§ **PROVIDED RECORDS**
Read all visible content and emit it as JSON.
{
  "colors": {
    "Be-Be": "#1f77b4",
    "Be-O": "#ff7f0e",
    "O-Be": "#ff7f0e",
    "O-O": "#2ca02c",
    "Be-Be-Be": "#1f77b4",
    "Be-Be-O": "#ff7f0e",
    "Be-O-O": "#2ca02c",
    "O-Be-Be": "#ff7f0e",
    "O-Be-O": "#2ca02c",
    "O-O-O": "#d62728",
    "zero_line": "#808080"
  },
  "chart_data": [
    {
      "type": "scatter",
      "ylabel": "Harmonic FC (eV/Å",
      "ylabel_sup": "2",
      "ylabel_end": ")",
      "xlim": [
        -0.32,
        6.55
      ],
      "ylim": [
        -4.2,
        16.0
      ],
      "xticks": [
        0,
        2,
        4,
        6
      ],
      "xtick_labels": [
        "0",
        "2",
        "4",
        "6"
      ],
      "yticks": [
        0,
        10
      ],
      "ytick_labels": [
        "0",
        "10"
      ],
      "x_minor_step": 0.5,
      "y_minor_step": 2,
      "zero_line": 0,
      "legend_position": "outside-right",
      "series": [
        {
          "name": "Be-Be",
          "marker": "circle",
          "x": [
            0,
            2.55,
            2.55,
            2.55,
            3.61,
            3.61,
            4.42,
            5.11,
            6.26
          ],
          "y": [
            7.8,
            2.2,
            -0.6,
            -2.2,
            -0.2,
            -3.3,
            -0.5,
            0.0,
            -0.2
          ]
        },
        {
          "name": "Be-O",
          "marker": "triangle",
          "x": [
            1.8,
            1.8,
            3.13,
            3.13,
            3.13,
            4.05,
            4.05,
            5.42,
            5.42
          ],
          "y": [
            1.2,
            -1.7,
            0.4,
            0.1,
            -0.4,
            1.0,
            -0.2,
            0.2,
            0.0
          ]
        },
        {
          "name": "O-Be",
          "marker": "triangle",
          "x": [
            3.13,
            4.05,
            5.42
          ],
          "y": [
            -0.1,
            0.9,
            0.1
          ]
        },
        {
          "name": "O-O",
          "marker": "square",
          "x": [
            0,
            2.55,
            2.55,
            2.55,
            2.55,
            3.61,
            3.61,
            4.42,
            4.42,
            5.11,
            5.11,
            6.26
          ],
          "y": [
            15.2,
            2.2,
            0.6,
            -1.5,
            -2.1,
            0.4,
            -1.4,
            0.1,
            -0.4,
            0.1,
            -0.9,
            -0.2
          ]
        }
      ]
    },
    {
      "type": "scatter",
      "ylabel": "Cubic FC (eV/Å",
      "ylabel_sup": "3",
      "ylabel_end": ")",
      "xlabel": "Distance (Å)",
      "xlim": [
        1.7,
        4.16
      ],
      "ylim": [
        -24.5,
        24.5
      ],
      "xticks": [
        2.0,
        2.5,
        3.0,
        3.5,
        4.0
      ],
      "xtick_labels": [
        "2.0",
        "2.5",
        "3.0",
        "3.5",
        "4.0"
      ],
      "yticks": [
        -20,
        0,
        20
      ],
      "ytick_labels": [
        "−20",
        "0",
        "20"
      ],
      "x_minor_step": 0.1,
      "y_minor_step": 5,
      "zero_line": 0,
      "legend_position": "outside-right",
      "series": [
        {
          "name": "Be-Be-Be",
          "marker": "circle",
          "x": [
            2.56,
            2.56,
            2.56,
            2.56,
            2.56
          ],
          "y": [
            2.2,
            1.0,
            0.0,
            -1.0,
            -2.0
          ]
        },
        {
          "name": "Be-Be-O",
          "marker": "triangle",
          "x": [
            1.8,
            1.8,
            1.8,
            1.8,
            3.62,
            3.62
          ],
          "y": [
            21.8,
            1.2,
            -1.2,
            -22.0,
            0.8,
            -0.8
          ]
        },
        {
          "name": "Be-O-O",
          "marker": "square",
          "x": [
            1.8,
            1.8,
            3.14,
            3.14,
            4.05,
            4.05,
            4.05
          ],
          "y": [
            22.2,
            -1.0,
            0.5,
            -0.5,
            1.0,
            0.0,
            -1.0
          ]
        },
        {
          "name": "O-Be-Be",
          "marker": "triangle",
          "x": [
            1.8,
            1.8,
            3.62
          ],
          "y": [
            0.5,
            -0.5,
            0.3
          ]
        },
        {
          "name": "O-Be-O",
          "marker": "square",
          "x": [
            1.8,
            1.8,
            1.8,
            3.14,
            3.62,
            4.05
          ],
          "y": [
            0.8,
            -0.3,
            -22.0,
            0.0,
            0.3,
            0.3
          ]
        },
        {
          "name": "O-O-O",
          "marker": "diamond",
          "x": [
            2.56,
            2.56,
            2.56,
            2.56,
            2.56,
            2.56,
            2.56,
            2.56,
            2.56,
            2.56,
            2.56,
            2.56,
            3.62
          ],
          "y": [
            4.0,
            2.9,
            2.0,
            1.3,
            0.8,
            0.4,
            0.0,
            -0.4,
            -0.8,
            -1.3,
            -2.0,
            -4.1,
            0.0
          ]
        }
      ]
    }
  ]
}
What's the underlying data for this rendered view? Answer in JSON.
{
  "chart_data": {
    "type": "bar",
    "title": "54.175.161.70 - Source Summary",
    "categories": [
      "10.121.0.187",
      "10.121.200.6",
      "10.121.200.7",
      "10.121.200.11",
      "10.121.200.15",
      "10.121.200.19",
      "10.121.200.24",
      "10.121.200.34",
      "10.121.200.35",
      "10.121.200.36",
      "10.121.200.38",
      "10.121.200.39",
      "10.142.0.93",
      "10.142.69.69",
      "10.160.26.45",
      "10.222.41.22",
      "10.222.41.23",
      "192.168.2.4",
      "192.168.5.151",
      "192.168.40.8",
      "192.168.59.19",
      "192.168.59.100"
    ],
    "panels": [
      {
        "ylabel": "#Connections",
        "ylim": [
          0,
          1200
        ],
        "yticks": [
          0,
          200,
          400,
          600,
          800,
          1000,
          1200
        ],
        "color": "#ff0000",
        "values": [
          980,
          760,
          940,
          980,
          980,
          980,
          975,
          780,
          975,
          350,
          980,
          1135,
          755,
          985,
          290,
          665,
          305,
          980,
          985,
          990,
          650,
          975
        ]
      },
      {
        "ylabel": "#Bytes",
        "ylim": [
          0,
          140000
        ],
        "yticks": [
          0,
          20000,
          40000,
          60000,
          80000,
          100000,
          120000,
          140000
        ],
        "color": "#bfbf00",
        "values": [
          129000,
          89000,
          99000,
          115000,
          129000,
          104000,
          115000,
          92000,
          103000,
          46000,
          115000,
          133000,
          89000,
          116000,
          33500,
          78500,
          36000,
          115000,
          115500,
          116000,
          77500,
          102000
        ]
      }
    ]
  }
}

§ **EXERCISE DESCRIPTION**
The listing above should be transcribed in full, exactly as written.

§ **EXERCISE RESPONSE**
Read all visible content and emit it as JSON.
{
  "colors": {
    "Be-Be": "#1f77b4",
    "Be-O": "#ff7f0e",
    "O-Be": "#ff7f0e",
    "O-O": "#2ca02c",
    "Be-Be-Be": "#1f77b4",
    "Be-Be-O": "#ff7f0e",
    "Be-O-O": "#2ca02c",
    "O-Be-Be": "#ff7f0e",
    "O-Be-O": "#2ca02c",
    "O-O-O": "#d62728",
    "zero_line": "#808080"
  },
  "chart_data": [
    {
      "type": "scatter",
      "ylabel": "Harmonic FC (eV/Å",
      "ylabel_sup": "2",
      "ylabel_end": ")",
      "xlim": [
        -0.32,
        6.55
      ],
      "ylim": [
        -4.2,
        16.0
      ],
      "xticks": [
        0,
        2,
        4,
        6
      ],
      "xtick_labels": [
        "0",
        "2",
        "4",
        "6"
      ],
      "yticks": [
        0,
        10
      ],
      "ytick_labels": [
        "0",
        "10"
      ],
      "x_minor_step": 0.5,
      "y_minor_step": 2,
      "zero_line": 0,
      "legend_position": "outside-right",
      "series": [
        {
          "name": "Be-Be",
          "marker": "circle",
          "x": [
            0,
            2.55,
            2.55,
            2.55,
            3.61,
            3.61,
            4.42,
            5.11,
            6.26
          ],
          "y": [
            7.8,
            2.2,
            -0.6,
            -2.2,
            -0.2,
            -3.3,
            -0.5,
            0.0,
            -0.2
          ]
        },
        {
          "name": "Be-O",
          "marker": "triangle",
          "x": [
            1.8,
            1.8,
            3.13,
            3.13,
            3.13,
            4.05,
            4.05,
            5.42,
            5.42
          ],
          "y": [
            1.2,
            -1.7,
            0.4,
            0.1,
            -0.4,
            1.0,
            -0.2,
            0.2,
            0.0
          ]
        },
        {
          "name": "O-Be",
          "marker": "triangle",
          "x": [
            3.13,
            4.05,
            5.42
          ],
          "y": [
            -0.1,
            0.9,
            0.1
          ]
        },
        {
          "name": "O-O",
          "marker": "square",
          "x": [
            0,
            2.55,
            2.55,
            2.55,
            2.55,
            3.61,
            3.61,
            4.42,
            4.42,
            5.11,
            5.11,
            6.26
          ],
          "y": [
            15.2,
            2.2,
            0.6,
            -1.5,
            -2.1,
            0.4,
            -1.4,
            0.1,
            -0.4,
            0.1,
            -0.9,
            -0.2
          ]
        }
      ]
    },
    {
      "type": "scatter",
      "ylabel": "Cubic FC (eV/Å",
      "ylabel_sup": "3",
      "ylabel_end": ")",
      "xlabel": "Distance (Å)",
      "xlim": [
        1.7,
        4.16
      ],
      "ylim": [
        -24.5,
        24.5
      ],
      "xticks": [
        2.0,
        2.5,
        3.0,
        3.5,
        4.0
      ],
      "xtick_labels": [
        "2.0",
        "2.5",
        "3.0",
        "3.5",
        "4.0"
      ],
      "yticks": [
        -20,
        0,
        20
      ],
      "ytick_labels": [
        "−20",
        "0",
        "20"
      ],
      "x_minor_step": 0.1,
      "y_minor_step": 5,
      "zero_line": 0,
      "legend_position": "outside-right",
      "series": [
        {
          "name": "Be-Be-Be",
          "marker": "circle",
          "x": [
            2.56,
            2.56,
            2.56,
            2.56,
            2.56
          ],
          "y": [
            2.2,
            1.0,
            0.0,
            -1.0,
            -2.0
          ]
        },
        {
          "name": "Be-Be-O",
          "marker": "triangle",
          "x": [
            1.8,
            1.8,
            1.8,
            1.8,
            3.62,
            3.62
          ],
          "y": [
            21.8,
            1.2,
            -1.2,
            -22.0,
            0.8,
            -0.8
          ]
        },
        {
          "name": "Be-O-O",
          "marker": "square",
          "x": [
            1.8,
            1.8,
            3.14,
            3.14,
            4.05,
            4.05,
            4.05
          ],
          "y": [
            22.2,
            -1.0,
            0.5,
            -0.5,
            1.0,
            0.0,
            -1.0
          ]
        },
        {
          "name": "O-Be-Be",
          "marker": "triangle",
          "x": [
            1.8,
            1.8,
            3.62
          ],
          "y": [
            0.5,
            -0.5,
            0.3
          ]
        },
        {
          "name": "O-Be-O",
          "marker": "square",
          "x": [
            1.8,
            1.8,
            1.8,
            3.14,
            3.62,
            4.05
          ],
          "y": [
            0.8,
            -0.3,
            -22.0,
            0.0,
            0.3,
            0.3
          ]
        },
        {
          "name": "O-O-O",
          "marker": "diamond",
          "x": [
            2.56,
            2.56,
            2.56,
            2.56,
            2.56,
            2.56,
            2.56,
            2.56,
            2.56,
            2.56,
            2.56,
            2.56,
            3.62
          ],
          "y": [
            4.0,
            2.9,
            2.0,
            1.3,
            0.8,
            0.4,
            0.0,
            -0.4,
            -0.8,
            -1.3,
            -2.0,
            -4.1,
            0.0
          ]
        }
      ]
    }
  ]
}
What's the underlying data for this rendered view? Answer in JSON.
{
  "chart_data": {
    "type": "bar",
    "title": "54.175.161.70 - Source Summary",
    "categories": [
      "10.121.0.187",
      "10.121.200.6",
      "10.121.200.7",
      "10.121.200.11",
      "10.121.200.15",
      "10.121.200.19",
      "10.121.200.24",
      "10.121.200.34",
      "10.121.200.35",
      "10.121.200.36",
      "10.121.200.38",
      "10.121.200.39",
      "10.142.0.93",
      "10.142.69.69",
      "10.160.26.45",
      "10.222.41.22",
      "10.222.41.23",
      "192.168.2.4",
      "192.168.5.151",
      "192.168.40.8",
      "192.168.59.19",
      "192.168.59.100"
    ],
    "panels": [
      {
        "ylabel": "#Connections",
        "ylim": [
          0,
          1200
        ],
        "yticks": [
          0,
          200,
          400,
          600,
          800,
          1000,
          1200
        ],
        "color": "#ff0000",
        "values": [
          980,
          760,
          940,
          980,
          980,
          980,
          975,
          780,
          975,
          350,
          980,
          1135,
          755,
          985,
          290,
          665,
          305,
          980,
          985,
          990,
          650,
          975
        ]
      },
      {
        "ylabel": "#Bytes",
        "ylim": [
          0,
          140000
        ],
        "yticks": [
          0,
          20000,
          40000,
          60000,
          80000,
          100000,
          120000,
          140000
        ],
        "color": "#bfbf00",
        "values": [
          129000,
          89000,
          99000,
          115000,
          129000,
          104000,
          115000,
          92000,
          103000,
          46000,
          115000,
          133000,
          89000,
          116000,
          33500,
          78500,
          36000,
          115000,
          115500,
          116000,
          77500,
          102000
        ]
      }
    ]
  }
}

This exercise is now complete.